Your task
Filter the listing and keep only the lines with the word "JSON".

..............................

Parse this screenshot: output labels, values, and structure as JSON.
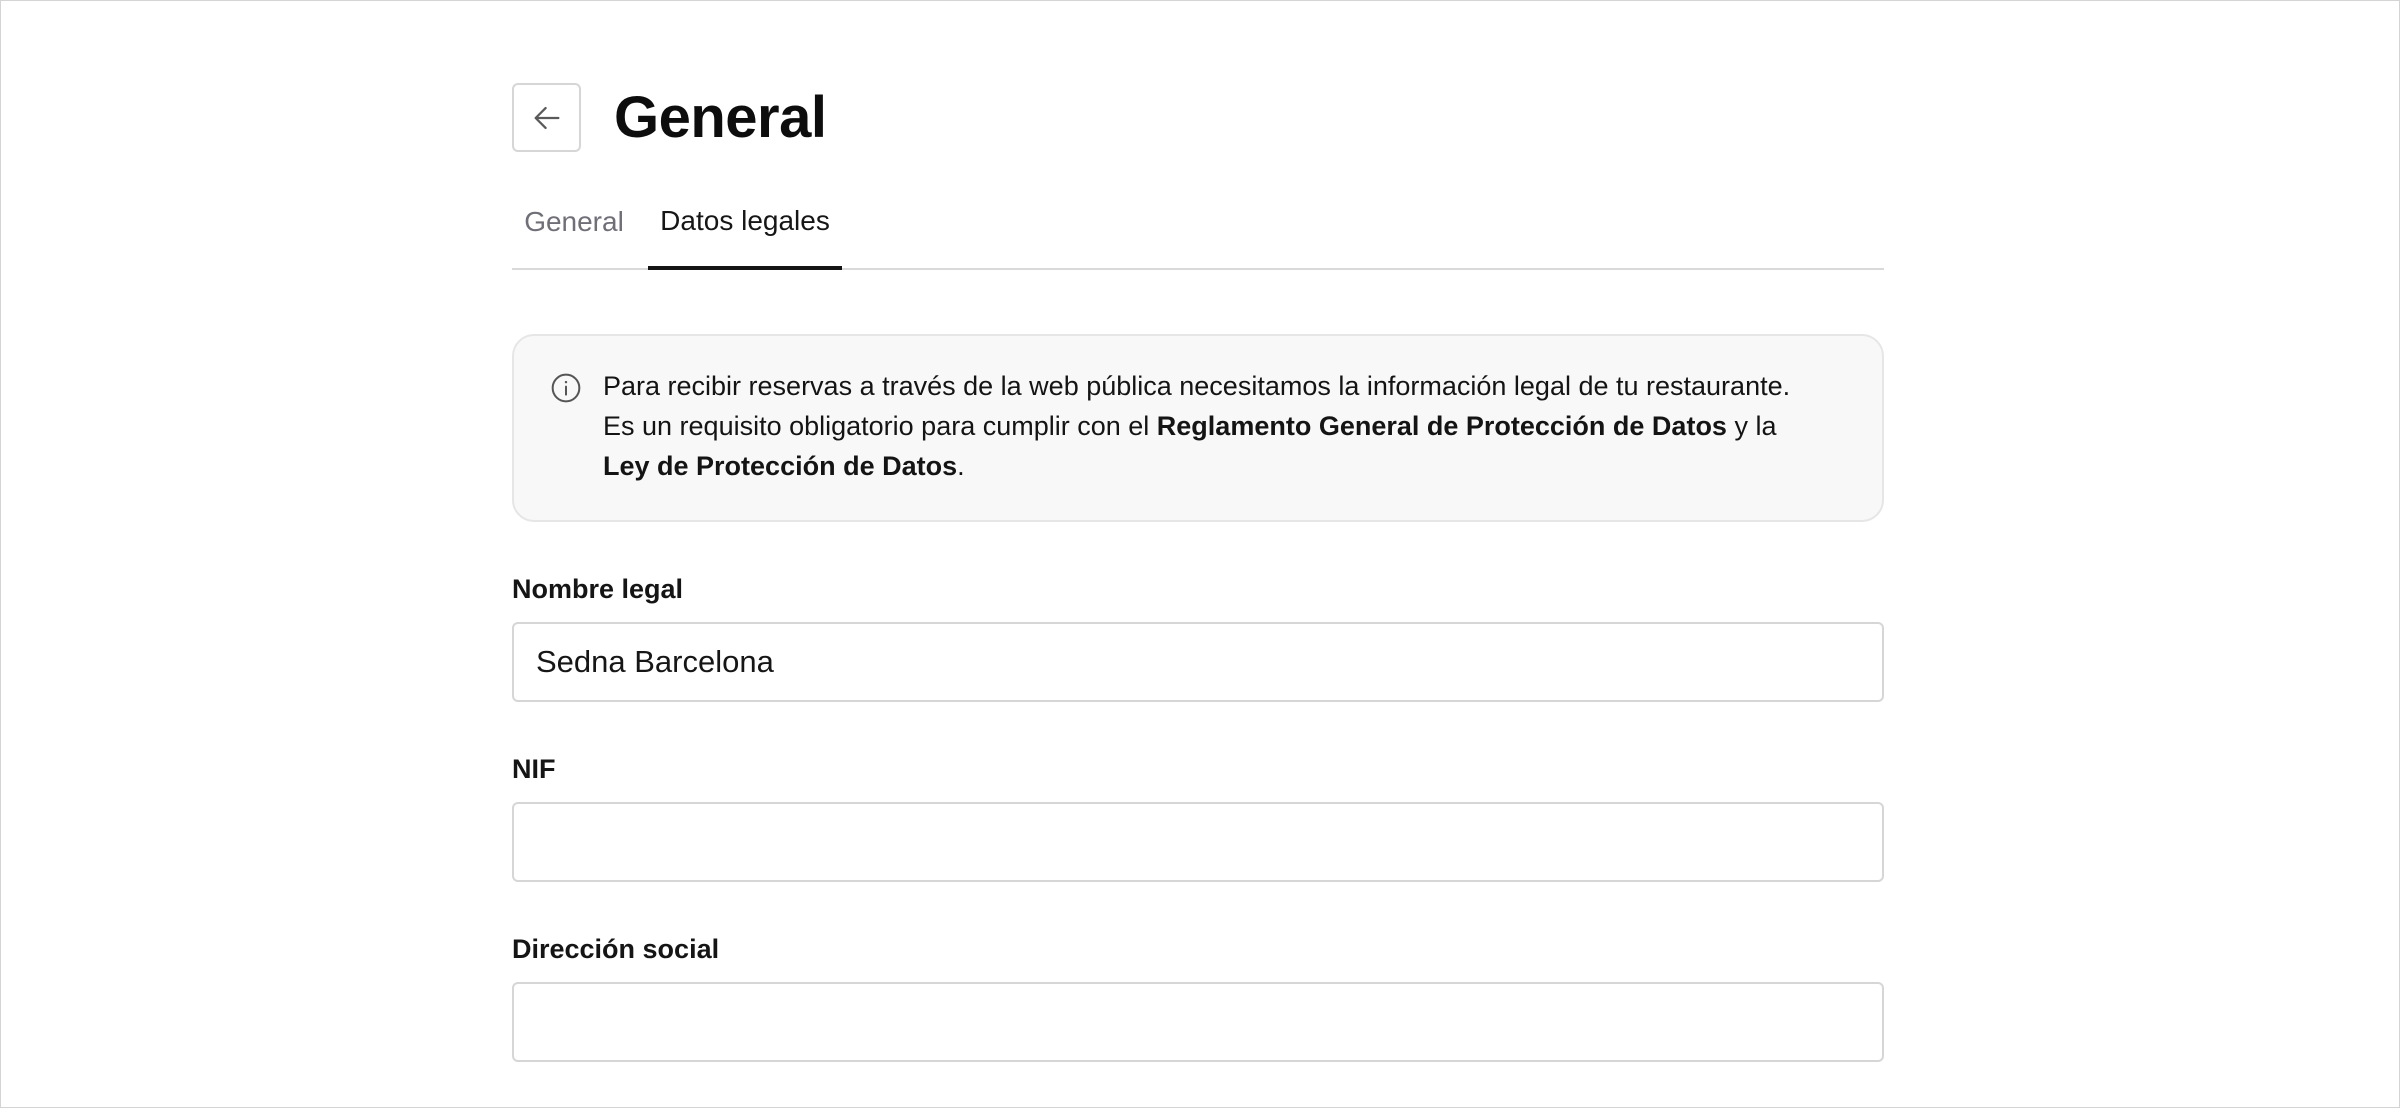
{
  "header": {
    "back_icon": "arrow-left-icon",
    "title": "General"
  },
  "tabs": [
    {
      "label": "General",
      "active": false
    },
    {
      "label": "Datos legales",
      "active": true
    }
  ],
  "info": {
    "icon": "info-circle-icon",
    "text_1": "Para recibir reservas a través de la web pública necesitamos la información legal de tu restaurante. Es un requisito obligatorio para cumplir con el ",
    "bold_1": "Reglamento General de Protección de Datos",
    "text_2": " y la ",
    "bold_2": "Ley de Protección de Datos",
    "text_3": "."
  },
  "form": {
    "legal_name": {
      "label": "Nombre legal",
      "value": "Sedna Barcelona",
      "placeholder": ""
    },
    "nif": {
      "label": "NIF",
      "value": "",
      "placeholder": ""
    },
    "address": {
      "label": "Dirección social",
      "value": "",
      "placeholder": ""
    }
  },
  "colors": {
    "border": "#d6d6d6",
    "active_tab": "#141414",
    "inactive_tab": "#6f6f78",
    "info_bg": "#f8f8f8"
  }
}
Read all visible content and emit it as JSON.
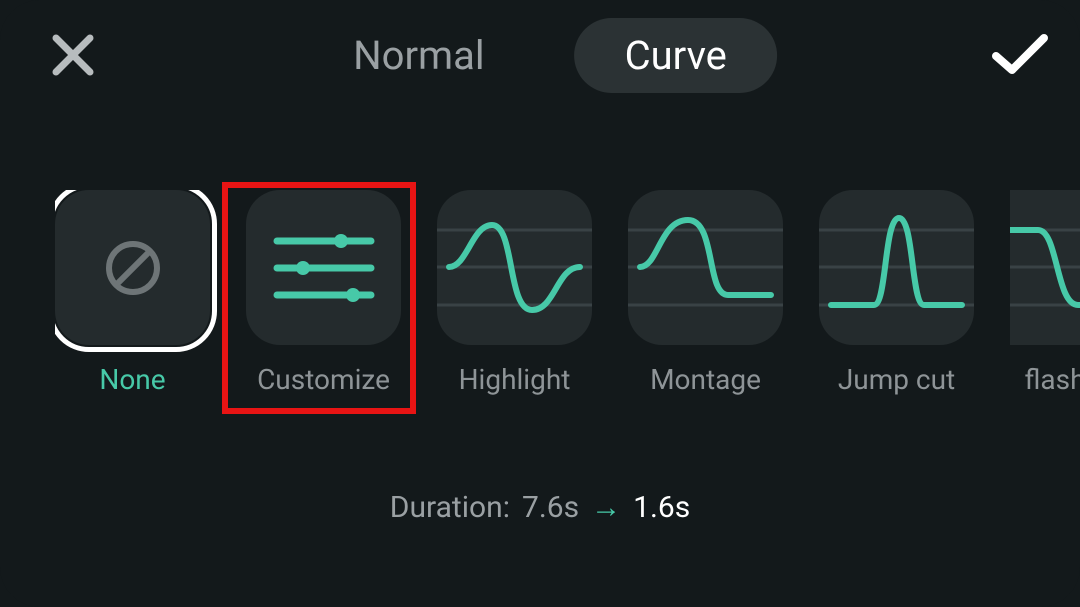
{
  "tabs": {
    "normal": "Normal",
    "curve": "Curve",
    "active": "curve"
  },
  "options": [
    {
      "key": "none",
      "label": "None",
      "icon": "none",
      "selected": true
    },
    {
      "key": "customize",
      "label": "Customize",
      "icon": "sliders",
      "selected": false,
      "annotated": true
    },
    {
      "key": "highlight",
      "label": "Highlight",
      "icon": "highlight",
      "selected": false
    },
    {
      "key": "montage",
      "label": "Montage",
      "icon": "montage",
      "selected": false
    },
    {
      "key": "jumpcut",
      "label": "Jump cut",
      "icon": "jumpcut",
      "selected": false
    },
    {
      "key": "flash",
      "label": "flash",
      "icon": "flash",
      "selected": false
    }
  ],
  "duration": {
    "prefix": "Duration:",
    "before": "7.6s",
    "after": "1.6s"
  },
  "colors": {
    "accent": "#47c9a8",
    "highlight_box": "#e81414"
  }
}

..............................

Task result
Parse this screenshot: output labels, values, and structure as JSON.
Read all visible content and emit it as JSON.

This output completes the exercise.